=== Available records ===
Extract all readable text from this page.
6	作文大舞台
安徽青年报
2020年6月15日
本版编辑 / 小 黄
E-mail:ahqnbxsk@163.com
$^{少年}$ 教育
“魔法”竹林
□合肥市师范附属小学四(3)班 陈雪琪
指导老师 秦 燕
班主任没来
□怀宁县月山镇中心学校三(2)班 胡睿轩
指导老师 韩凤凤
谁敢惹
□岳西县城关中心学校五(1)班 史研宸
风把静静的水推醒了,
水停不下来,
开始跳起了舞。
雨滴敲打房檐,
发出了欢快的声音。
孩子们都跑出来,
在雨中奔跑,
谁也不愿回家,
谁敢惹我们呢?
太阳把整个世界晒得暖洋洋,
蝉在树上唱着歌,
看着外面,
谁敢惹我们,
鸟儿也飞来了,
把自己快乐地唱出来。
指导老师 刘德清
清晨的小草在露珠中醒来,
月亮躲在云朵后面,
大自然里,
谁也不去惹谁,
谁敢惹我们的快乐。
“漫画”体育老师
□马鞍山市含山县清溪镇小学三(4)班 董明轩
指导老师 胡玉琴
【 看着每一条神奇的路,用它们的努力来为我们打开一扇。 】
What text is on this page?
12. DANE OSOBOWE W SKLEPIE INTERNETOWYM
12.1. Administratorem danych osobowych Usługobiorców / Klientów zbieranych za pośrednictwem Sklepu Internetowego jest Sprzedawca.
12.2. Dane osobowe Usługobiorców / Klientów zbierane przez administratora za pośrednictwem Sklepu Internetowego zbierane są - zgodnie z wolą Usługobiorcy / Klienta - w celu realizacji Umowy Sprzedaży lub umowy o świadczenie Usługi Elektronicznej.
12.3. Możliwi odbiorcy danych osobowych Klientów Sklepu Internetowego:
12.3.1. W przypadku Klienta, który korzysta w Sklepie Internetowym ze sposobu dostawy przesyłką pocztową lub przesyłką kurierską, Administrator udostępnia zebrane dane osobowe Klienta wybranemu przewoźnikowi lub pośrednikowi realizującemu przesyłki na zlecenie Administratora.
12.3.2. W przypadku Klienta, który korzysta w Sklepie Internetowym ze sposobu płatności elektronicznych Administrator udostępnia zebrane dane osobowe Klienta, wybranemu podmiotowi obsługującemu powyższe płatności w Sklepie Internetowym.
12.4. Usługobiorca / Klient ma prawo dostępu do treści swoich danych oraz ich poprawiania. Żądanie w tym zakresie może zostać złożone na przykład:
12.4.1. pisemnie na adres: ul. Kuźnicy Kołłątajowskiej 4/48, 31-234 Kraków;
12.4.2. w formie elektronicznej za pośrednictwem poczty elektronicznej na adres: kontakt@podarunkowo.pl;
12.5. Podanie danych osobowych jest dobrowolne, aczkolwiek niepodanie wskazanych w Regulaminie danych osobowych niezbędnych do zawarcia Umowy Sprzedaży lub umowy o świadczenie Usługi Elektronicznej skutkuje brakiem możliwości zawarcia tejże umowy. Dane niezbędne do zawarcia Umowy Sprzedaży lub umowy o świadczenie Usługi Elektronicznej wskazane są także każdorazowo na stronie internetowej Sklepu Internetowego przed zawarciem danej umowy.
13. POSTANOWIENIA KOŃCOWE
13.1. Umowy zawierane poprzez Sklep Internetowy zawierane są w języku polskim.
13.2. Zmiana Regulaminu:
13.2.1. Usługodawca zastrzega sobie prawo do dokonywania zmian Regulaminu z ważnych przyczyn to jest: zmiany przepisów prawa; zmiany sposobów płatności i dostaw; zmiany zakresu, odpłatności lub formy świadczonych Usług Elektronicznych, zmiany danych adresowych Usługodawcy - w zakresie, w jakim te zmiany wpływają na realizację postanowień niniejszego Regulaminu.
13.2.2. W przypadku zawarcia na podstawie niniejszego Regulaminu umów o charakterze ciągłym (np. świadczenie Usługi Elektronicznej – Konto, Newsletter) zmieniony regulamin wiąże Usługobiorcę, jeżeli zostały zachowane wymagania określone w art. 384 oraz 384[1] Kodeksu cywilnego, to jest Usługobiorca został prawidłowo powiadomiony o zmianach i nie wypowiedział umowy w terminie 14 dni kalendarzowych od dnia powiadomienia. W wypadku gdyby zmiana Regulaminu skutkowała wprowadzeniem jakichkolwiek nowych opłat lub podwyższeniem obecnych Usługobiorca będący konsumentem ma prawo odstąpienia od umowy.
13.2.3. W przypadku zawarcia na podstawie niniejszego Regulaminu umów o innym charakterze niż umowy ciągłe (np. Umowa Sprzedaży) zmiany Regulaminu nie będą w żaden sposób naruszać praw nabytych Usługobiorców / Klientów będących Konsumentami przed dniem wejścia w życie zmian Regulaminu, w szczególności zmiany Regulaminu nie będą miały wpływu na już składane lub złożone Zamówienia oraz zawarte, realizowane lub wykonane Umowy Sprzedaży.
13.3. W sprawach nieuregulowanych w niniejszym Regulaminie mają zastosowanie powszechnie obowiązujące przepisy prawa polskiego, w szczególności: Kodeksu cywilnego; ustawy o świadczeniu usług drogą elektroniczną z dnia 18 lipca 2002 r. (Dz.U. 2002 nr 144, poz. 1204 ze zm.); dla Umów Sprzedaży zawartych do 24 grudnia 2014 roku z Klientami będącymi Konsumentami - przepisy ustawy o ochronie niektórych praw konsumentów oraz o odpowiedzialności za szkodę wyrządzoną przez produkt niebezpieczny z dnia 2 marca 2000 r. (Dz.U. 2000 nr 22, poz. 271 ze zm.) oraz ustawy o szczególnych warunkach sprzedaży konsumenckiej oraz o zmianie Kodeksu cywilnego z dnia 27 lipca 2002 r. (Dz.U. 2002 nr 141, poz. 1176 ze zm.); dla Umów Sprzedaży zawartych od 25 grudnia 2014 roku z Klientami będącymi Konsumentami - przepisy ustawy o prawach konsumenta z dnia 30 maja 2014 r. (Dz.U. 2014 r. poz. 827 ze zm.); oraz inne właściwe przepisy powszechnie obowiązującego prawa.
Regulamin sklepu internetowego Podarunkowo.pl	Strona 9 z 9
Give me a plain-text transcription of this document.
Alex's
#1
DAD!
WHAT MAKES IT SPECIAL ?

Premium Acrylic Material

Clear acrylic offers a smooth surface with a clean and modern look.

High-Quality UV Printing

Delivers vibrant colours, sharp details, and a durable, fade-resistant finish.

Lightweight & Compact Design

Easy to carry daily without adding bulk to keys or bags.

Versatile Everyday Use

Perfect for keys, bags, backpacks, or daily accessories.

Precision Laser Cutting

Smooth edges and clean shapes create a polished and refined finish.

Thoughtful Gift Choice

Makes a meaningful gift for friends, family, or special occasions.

=== The exercise ===
Produce an exact copy of the whole listing.

=== Answer to the problem ===
Extract all readable text from this page.
6	作文大舞台
安徽青年报
2020年6月15日
本版编辑 / 小 黄
E-mail:ahqnbxsk@163.com
$^{少年}$ 教育
“魔法”竹林
□合肥市师范附属小学四(3)班 陈雪琪
指导老师 秦 燕
班主任没来
□怀宁县月山镇中心学校三(2)班 胡睿轩
指导老师 韩凤凤
谁敢惹
□岳西县城关中心学校五(1)班 史研宸
风把静静的水推醒了,
水停不下来,
开始跳起了舞。
雨滴敲打房檐,
发出了欢快的声音。
孩子们都跑出来,
在雨中奔跑,
谁也不愿回家,
谁敢惹我们呢?
太阳把整个世界晒得暖洋洋,
蝉在树上唱着歌,
看着外面,
谁敢惹我们,
鸟儿也飞来了,
把自己快乐地唱出来。
指导老师 刘德清
清晨的小草在露珠中醒来,
月亮躲在云朵后面,
大自然里,
谁也不去惹谁,
谁敢惹我们的快乐。
“漫画”体育老师
□马鞍山市含山县清溪镇小学三(4)班 董明轩
指导老师 胡玉琴
【 看着每一条神奇的路,用它们的努力来为我们打开一扇。 】
What text is on this page?
12. DANE OSOBOWE W SKLEPIE INTERNETOWYM
12.1. Administratorem danych osobowych Usługobiorców / Klientów zbieranych za pośrednictwem Sklepu Internetowego jest Sprzedawca.
12.2. Dane osobowe Usługobiorców / Klientów zbierane przez administratora za pośrednictwem Sklepu Internetowego zbierane są - zgodnie z wolą Usługobiorcy / Klienta - w celu realizacji Umowy Sprzedaży lub umowy o świadczenie Usługi Elektronicznej.
12.3. Możliwi odbiorcy danych osobowych Klientów Sklepu Internetowego:
12.3.1. W przypadku Klienta, który korzysta w Sklepie Internetowym ze sposobu dostawy przesyłką pocztową lub przesyłką kurierską, Administrator udostępnia zebrane dane osobowe Klienta wybranemu przewoźnikowi lub pośrednikowi realizującemu przesyłki na zlecenie Administratora.
12.3.2. W przypadku Klienta, który korzysta w Sklepie Internetowym ze sposobu płatności elektronicznych Administrator udostępnia zebrane dane osobowe Klienta, wybranemu podmiotowi obsługującemu powyższe płatności w Sklepie Internetowym.
12.4. Usługobiorca / Klient ma prawo dostępu do treści swoich danych oraz ich poprawiania. Żądanie w tym zakresie może zostać złożone na przykład:
12.4.1. pisemnie na adres: ul. Kuźnicy Kołłątajowskiej 4/48, 31-234 Kraków;
12.4.2. w formie elektronicznej za pośrednictwem poczty elektronicznej na adres: kontakt@podarunkowo.pl;
12.5. Podanie danych osobowych jest dobrowolne, aczkolwiek niepodanie wskazanych w Regulaminie danych osobowych niezbędnych do zawarcia Umowy Sprzedaży lub umowy o świadczenie Usługi Elektronicznej skutkuje brakiem możliwości zawarcia tejże umowy. Dane niezbędne do zawarcia Umowy Sprzedaży lub umowy o świadczenie Usługi Elektronicznej wskazane są także każdorazowo na stronie internetowej Sklepu Internetowego przed zawarciem danej umowy.
13. POSTANOWIENIA KOŃCOWE
13.1. Umowy zawierane poprzez Sklep Internetowy zawierane są w języku polskim.
13.2. Zmiana Regulaminu:
13.2.1. Usługodawca zastrzega sobie prawo do dokonywania zmian Regulaminu z ważnych przyczyn to jest: zmiany przepisów prawa; zmiany sposobów płatności i dostaw; zmiany zakresu, odpłatności lub formy świadczonych Usług Elektronicznych, zmiany danych adresowych Usługodawcy - w zakresie, w jakim te zmiany wpływają na realizację postanowień niniejszego Regulaminu.
13.2.2. W przypadku zawarcia na podstawie niniejszego Regulaminu umów o charakterze ciągłym (np. świadczenie Usługi Elektronicznej – Konto, Newsletter) zmieniony regulamin wiąże Usługobiorcę, jeżeli zostały zachowane wymagania określone w art. 384 oraz 384[1] Kodeksu cywilnego, to jest Usługobiorca został prawidłowo powiadomiony o zmianach i nie wypowiedział umowy w terminie 14 dni kalendarzowych od dnia powiadomienia. W wypadku gdyby zmiana Regulaminu skutkowała wprowadzeniem jakichkolwiek nowych opłat lub podwyższeniem obecnych Usługobiorca będący konsumentem ma prawo odstąpienia od umowy.
13.2.3. W przypadku zawarcia na podstawie niniejszego Regulaminu umów o innym charakterze niż umowy ciągłe (np. Umowa Sprzedaży) zmiany Regulaminu nie będą w żaden sposób naruszać praw nabytych Usługobiorców / Klientów będących Konsumentami przed dniem wejścia w życie zmian Regulaminu, w szczególności zmiany Regulaminu nie będą miały wpływu na już składane lub złożone Zamówienia oraz zawarte, realizowane lub wykonane Umowy Sprzedaży.
13.3. W sprawach nieuregulowanych w niniejszym Regulaminie mają zastosowanie powszechnie obowiązujące przepisy prawa polskiego, w szczególności: Kodeksu cywilnego; ustawy o świadczeniu usług drogą elektroniczną z dnia 18 lipca 2002 r. (Dz.U. 2002 nr 144, poz. 1204 ze zm.); dla Umów Sprzedaży zawartych do 24 grudnia 2014 roku z Klientami będącymi Konsumentami - przepisy ustawy o ochronie niektórych praw konsumentów oraz o odpowiedzialności za szkodę wyrządzoną przez produkt niebezpieczny z dnia 2 marca 2000 r. (Dz.U. 2000 nr 22, poz. 271 ze zm.) oraz ustawy o szczególnych warunkach sprzedaży konsumenckiej oraz o zmianie Kodeksu cywilnego z dnia 27 lipca 2002 r. (Dz.U. 2002 nr 141, poz. 1176 ze zm.); dla Umów Sprzedaży zawartych od 25 grudnia 2014 roku z Klientami będącymi Konsumentami - przepisy ustawy o prawach konsumenta z dnia 30 maja 2014 r. (Dz.U. 2014 r. poz. 827 ze zm.); oraz inne właściwe przepisy powszechnie obowiązującego prawa.
Regulamin sklepu internetowego Podarunkowo.pl	Strona 9 z 9
Give me a plain-text transcription of this document.
Alex's
#1
DAD!
WHAT MAKES IT SPECIAL ?

Premium Acrylic Material

Clear acrylic offers a smooth surface with a clean and modern look.

High-Quality UV Printing

Delivers vibrant colours, sharp details, and a durable, fade-resistant finish.

Lightweight & Compact Design

Easy to carry daily without adding bulk to keys or bags.

Versatile Everyday Use

Perfect for keys, bags, backpacks, or daily accessories.

Precision Laser Cutting

Smooth edges and clean shapes create a polished and refined finish.

Thoughtful Gift Choice

Makes a meaningful gift for friends, family, or special occasions.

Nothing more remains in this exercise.